>> begin EXCERPTED DATA

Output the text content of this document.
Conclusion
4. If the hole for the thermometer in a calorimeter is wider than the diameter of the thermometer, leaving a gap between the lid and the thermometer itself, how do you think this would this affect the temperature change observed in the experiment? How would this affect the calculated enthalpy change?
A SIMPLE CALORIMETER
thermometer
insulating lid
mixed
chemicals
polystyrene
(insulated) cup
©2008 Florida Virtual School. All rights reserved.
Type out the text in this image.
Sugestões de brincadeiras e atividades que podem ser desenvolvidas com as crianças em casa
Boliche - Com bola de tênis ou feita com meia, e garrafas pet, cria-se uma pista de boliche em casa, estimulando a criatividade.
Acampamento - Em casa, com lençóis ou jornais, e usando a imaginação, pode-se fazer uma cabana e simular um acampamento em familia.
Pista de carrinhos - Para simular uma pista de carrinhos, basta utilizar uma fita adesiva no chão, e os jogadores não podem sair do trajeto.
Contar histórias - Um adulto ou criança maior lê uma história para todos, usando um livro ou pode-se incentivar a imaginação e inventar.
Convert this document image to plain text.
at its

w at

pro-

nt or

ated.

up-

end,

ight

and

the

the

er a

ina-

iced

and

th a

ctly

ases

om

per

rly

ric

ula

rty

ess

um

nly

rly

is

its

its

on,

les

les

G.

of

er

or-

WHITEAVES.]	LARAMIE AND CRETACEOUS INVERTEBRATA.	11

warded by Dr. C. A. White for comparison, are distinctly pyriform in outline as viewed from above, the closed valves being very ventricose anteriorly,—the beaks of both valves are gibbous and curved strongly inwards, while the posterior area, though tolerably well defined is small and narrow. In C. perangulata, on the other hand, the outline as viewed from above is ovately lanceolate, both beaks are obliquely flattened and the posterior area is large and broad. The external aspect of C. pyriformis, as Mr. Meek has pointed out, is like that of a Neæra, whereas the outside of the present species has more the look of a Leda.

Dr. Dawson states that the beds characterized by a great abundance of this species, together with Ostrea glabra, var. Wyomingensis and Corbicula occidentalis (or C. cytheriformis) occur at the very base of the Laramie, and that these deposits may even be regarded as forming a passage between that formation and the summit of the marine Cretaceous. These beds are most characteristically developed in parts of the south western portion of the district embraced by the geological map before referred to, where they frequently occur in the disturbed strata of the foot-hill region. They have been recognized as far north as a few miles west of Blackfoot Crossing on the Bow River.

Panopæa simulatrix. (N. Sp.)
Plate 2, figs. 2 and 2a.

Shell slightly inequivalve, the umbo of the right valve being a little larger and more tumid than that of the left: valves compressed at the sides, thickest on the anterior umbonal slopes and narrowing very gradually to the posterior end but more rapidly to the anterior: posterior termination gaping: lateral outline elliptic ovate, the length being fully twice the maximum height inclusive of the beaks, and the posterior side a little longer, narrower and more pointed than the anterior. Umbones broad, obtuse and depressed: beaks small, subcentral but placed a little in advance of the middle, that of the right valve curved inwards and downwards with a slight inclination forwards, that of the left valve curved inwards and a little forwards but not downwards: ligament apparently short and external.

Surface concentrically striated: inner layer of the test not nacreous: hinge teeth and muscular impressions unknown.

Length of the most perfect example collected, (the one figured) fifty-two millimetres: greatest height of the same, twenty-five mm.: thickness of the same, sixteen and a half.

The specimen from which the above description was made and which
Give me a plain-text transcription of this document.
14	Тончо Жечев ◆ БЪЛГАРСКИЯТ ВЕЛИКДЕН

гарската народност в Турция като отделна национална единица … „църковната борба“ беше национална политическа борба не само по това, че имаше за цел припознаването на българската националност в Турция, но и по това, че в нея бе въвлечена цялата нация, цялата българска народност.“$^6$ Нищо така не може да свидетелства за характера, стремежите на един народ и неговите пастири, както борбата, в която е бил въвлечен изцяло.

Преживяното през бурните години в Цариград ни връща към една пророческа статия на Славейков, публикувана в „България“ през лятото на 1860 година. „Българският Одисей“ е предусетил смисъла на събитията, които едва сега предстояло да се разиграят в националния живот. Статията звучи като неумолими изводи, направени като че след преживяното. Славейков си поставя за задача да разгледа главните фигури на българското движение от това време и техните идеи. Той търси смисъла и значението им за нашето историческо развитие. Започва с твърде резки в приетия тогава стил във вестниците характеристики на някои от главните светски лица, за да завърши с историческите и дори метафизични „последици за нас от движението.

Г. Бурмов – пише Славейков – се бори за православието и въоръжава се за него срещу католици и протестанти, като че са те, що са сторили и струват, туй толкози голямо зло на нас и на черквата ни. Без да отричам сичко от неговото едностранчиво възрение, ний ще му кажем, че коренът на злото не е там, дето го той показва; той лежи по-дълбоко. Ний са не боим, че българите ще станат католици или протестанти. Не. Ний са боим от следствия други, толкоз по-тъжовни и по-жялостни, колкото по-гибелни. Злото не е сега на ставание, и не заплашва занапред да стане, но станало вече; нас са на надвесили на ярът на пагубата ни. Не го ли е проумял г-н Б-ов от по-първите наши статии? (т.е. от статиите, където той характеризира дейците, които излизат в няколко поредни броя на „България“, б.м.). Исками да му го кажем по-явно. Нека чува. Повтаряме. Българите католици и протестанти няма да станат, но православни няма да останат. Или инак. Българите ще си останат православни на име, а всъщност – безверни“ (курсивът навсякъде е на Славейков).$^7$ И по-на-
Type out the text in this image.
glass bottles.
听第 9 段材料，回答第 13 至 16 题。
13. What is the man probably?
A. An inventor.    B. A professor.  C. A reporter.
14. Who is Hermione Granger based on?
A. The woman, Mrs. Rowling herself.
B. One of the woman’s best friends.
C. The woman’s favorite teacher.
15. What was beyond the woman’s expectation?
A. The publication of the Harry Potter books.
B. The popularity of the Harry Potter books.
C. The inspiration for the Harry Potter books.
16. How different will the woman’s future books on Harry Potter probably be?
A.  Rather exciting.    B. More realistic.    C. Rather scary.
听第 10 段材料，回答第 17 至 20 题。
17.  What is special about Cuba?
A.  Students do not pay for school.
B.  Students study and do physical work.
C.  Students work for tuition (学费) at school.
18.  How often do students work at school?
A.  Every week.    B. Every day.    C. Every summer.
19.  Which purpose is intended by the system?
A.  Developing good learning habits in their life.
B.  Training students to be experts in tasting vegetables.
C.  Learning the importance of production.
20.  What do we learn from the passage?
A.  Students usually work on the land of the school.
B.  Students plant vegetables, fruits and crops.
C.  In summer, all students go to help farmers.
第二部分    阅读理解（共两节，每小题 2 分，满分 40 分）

>> end EXCERPTED DATA

**REQUIRED TASK:**
Look through the data above. Copy every line with the string "usando" in it.

**SOLUTION:**
Acampamento - Em casa, com lençóis ou jornais, e usando a imaginação, pode-se fazer uma cabana e simular um acampamento em familia.
Contar histórias - Um adulto ou criança maior lê uma história para todos, usando um livro ou pode-se incentivar a imaginação e inventar.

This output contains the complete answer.